Answer with a single number, the count of lines holding the word "amount".

--*--

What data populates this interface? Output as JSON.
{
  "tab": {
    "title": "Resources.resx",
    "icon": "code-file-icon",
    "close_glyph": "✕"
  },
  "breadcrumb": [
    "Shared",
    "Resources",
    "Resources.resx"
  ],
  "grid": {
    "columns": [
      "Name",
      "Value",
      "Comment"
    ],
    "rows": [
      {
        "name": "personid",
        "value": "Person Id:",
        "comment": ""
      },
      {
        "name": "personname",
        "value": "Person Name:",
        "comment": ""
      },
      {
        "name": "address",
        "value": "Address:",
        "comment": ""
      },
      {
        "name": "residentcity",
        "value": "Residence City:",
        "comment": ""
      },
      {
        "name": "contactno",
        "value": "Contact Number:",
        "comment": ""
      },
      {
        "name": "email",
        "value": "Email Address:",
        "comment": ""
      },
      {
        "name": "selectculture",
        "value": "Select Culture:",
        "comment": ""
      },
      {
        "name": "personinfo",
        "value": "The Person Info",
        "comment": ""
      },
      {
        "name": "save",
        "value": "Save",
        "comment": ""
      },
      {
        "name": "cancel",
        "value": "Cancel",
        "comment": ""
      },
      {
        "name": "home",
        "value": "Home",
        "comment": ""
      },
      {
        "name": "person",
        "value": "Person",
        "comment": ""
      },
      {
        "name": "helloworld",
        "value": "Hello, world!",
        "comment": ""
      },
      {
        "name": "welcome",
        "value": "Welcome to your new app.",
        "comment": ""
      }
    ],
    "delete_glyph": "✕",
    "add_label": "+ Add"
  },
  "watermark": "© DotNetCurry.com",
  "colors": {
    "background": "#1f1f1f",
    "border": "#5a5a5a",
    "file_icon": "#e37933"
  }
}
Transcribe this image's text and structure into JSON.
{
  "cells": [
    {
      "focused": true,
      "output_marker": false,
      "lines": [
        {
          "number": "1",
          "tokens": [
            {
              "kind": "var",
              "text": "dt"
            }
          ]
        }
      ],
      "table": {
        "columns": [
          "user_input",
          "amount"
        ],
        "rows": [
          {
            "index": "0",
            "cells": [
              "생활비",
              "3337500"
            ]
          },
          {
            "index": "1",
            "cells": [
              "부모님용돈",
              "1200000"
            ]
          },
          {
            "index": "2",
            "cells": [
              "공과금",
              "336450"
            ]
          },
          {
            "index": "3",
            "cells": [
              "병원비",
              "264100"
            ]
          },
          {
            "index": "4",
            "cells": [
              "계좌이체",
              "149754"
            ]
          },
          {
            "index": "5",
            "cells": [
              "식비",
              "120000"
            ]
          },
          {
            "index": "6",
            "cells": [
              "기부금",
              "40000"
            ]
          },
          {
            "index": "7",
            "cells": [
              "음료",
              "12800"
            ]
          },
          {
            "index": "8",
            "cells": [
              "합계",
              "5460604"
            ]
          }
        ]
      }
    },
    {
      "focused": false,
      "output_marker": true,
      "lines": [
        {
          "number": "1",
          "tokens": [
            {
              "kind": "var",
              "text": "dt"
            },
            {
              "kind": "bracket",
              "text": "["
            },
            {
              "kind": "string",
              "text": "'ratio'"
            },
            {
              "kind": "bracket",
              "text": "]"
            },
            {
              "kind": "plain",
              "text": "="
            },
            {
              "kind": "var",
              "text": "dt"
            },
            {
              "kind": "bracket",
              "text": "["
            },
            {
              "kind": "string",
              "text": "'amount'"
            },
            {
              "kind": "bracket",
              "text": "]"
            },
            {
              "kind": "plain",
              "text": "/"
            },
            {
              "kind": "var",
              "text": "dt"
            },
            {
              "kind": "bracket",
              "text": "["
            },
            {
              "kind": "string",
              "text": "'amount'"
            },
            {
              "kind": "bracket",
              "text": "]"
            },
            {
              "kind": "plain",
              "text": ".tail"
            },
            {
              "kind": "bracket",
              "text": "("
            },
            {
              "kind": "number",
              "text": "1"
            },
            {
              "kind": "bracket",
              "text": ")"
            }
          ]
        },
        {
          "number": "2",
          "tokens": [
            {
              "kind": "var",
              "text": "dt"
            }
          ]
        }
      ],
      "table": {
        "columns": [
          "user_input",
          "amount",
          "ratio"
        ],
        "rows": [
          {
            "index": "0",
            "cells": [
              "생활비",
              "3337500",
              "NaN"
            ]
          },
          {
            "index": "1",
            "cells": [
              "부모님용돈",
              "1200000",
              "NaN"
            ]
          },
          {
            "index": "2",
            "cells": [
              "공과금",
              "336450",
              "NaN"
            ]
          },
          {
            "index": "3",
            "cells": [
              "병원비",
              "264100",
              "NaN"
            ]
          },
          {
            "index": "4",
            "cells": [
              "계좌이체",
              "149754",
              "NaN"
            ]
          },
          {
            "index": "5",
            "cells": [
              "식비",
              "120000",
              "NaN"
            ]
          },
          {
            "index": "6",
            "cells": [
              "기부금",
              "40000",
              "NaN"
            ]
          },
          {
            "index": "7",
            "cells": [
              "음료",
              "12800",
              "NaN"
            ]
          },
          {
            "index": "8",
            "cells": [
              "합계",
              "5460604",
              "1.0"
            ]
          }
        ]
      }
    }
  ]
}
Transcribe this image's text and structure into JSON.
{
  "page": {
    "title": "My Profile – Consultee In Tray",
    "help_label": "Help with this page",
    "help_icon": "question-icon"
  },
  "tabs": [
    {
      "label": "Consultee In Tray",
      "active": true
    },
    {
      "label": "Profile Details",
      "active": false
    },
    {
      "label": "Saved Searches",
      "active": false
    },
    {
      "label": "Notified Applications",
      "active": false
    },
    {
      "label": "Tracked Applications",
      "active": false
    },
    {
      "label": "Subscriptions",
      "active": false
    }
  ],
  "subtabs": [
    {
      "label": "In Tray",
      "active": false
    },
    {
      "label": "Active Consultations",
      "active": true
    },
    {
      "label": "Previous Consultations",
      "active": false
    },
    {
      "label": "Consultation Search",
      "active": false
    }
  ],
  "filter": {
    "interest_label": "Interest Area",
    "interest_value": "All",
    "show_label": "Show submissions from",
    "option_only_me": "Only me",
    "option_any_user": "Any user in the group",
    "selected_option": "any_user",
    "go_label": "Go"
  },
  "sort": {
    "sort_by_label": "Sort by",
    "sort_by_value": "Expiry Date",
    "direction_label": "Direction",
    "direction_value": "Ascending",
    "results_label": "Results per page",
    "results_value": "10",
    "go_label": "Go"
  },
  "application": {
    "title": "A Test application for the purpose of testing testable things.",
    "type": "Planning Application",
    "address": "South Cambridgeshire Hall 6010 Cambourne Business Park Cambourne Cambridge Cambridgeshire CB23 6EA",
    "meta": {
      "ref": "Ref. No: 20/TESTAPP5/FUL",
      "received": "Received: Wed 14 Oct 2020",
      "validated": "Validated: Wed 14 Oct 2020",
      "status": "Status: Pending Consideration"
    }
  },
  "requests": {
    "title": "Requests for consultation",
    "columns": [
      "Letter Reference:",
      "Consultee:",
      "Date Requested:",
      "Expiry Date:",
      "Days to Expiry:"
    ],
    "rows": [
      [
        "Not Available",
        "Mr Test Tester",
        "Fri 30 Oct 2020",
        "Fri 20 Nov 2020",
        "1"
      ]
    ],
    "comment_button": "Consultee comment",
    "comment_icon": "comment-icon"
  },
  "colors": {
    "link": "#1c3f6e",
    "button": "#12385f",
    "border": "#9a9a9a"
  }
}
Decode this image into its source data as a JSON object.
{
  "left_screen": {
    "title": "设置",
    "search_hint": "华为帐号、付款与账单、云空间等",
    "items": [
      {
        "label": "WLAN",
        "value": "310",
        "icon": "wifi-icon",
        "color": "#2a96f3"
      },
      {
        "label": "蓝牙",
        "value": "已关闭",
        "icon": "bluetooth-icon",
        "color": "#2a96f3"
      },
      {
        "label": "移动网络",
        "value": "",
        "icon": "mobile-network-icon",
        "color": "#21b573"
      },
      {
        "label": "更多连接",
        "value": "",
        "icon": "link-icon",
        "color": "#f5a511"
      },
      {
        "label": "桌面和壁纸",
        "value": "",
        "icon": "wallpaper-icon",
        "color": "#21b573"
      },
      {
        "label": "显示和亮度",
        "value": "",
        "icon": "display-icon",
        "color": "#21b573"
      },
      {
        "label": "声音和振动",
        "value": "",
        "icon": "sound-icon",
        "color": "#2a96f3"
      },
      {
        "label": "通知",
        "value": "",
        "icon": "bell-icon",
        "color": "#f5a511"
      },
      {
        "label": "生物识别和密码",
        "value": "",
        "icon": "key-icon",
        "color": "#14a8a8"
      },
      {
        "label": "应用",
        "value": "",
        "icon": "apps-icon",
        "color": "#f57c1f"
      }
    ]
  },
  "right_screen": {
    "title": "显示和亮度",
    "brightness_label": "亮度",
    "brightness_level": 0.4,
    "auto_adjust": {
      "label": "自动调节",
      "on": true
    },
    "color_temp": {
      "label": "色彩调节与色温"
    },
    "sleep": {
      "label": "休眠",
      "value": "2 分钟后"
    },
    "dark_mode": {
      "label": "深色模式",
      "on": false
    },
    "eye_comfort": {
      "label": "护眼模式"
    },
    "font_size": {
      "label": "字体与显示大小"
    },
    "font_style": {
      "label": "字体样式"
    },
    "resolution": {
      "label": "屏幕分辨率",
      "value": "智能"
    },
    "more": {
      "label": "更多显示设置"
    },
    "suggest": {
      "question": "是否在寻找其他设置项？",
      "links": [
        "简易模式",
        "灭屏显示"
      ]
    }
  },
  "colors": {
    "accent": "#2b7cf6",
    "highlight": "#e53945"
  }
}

--*--

_ANSWER TO THE PROBLEM:_
4